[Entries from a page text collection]
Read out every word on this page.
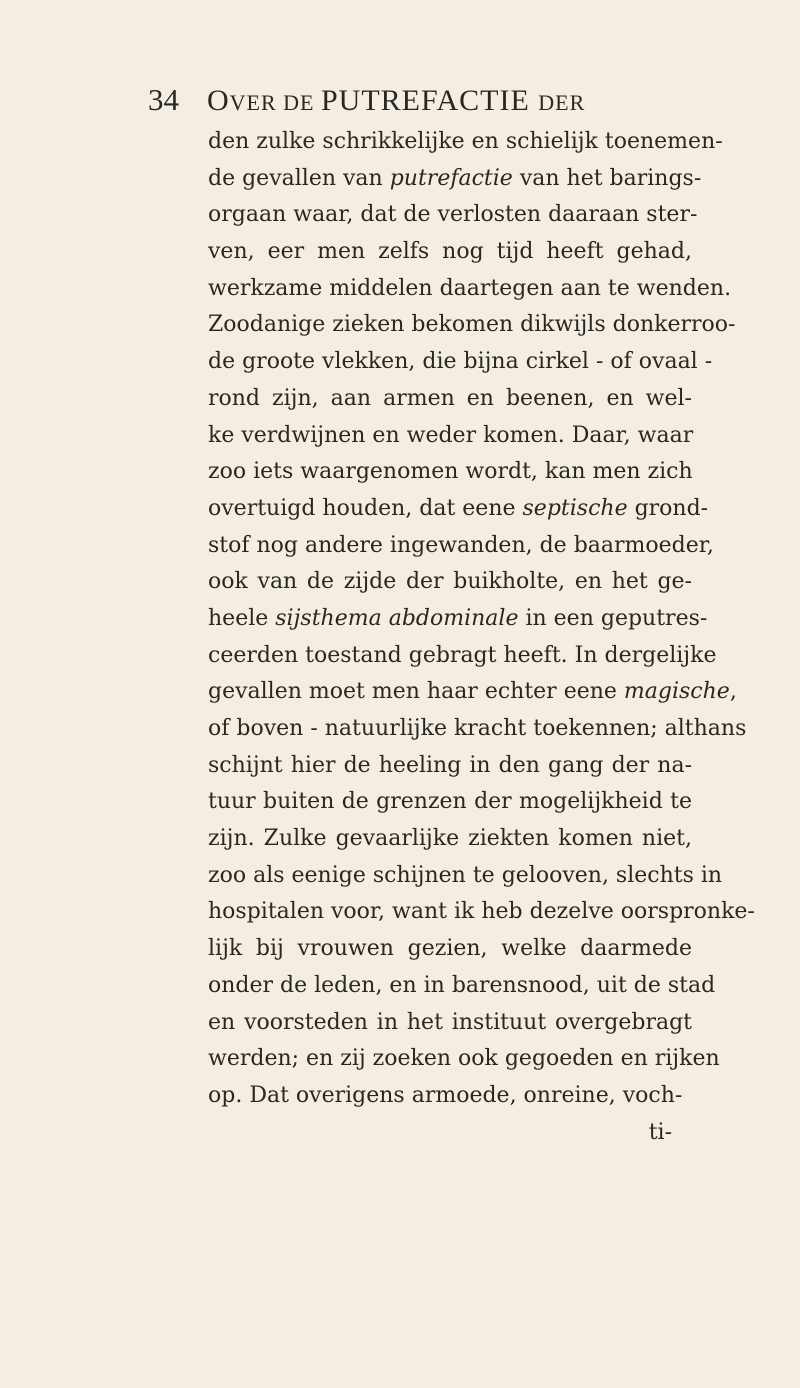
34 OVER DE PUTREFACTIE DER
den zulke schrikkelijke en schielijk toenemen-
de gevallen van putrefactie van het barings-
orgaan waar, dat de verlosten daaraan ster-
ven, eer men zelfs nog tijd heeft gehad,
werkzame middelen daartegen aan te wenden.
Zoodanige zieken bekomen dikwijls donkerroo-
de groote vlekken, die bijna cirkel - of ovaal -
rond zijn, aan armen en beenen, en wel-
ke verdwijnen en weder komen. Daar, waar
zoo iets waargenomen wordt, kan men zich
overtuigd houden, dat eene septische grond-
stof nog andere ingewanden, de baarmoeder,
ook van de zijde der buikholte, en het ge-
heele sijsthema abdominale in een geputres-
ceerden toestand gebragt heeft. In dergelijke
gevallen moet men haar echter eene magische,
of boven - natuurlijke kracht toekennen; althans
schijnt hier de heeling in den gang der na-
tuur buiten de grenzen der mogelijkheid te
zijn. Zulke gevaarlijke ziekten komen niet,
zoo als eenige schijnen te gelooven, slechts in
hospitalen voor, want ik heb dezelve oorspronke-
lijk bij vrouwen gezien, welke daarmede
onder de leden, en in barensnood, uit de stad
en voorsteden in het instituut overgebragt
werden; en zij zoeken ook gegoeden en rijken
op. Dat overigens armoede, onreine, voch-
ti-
* * *
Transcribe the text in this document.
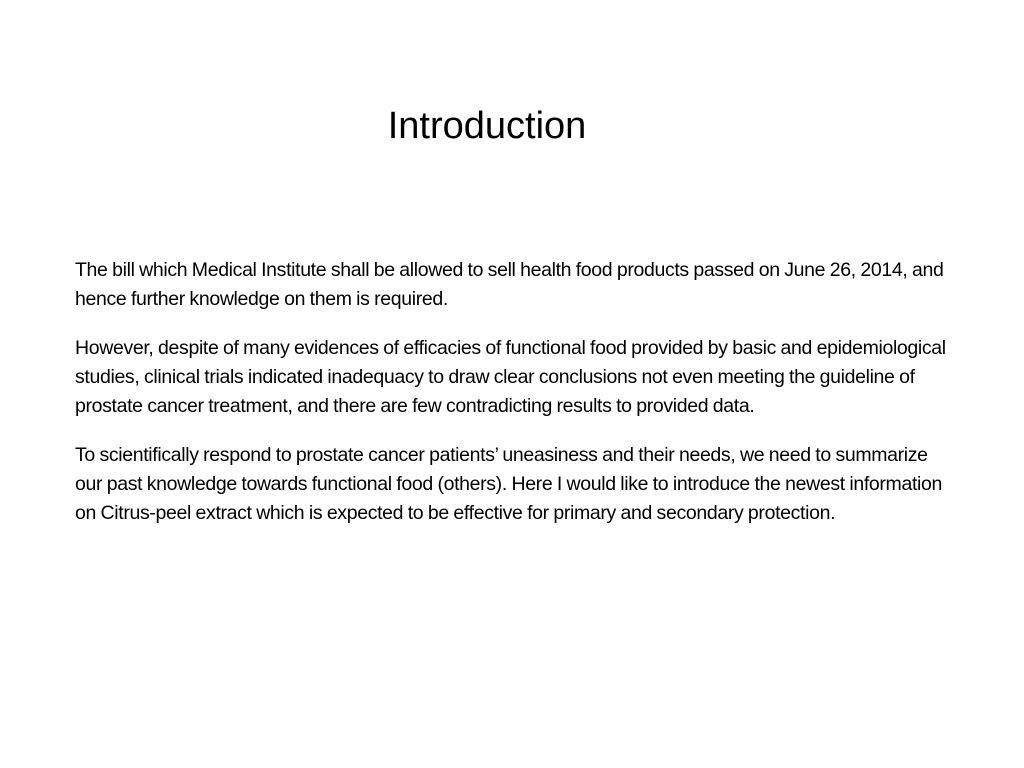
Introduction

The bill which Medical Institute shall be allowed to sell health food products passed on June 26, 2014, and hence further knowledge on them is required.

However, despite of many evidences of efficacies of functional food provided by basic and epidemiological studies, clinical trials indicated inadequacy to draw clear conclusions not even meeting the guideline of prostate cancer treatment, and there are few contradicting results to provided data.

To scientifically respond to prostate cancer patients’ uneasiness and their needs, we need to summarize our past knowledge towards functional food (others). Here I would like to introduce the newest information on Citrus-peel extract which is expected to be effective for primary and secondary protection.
---
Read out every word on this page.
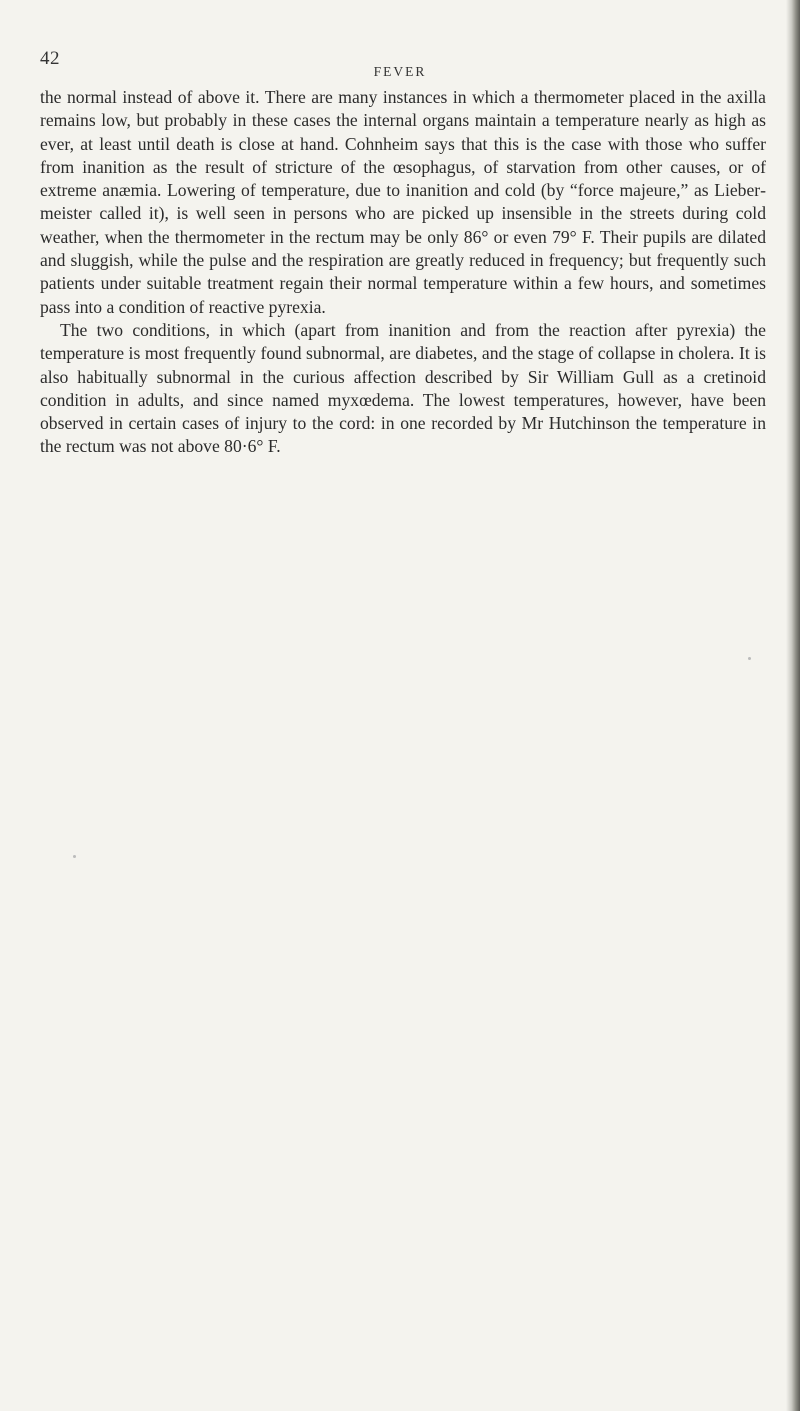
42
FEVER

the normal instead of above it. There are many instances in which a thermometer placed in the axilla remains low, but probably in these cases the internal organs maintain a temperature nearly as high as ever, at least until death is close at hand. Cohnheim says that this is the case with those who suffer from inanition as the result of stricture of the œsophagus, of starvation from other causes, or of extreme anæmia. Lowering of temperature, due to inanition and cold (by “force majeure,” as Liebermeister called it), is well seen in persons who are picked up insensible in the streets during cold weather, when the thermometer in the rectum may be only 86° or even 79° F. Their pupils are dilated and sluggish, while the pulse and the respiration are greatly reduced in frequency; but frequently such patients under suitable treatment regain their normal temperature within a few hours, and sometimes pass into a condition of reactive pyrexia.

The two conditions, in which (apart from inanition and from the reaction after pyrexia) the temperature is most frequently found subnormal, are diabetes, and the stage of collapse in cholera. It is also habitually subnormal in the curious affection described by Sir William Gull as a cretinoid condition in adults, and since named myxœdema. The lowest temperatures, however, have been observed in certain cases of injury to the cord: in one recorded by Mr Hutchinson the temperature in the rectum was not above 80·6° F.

Task prompt
All lines in the records with the string "this" should be copied out.

Answer
Read out every word on this page.
Transcribe the text in this document.
Read out every word on this page.
the normal instead of above it. There are many instances in which a thermometer placed in the axilla remains low, but probably in these cases the internal organs maintain a temperature nearly as high as ever, at least until death is close at hand. Cohnheim says that this is the case with those who suffer from inanition as the result of stricture of the œsophagus, of starvation from other causes, or of extreme anæmia. Lowering of temperature, due to inanition and cold (by “force majeure,” as Liebermeister called it), is well seen in persons who are picked up insensible in the streets during cold weather, when the thermometer in the rectum may be only 86° or even 79° F. Their pupils are dilated and sluggish, while the pulse and the respiration are greatly reduced in frequency; but frequently such patients under suitable treatment regain their normal temperature within a few hours, and sometimes pass into a condition of reactive pyrexia.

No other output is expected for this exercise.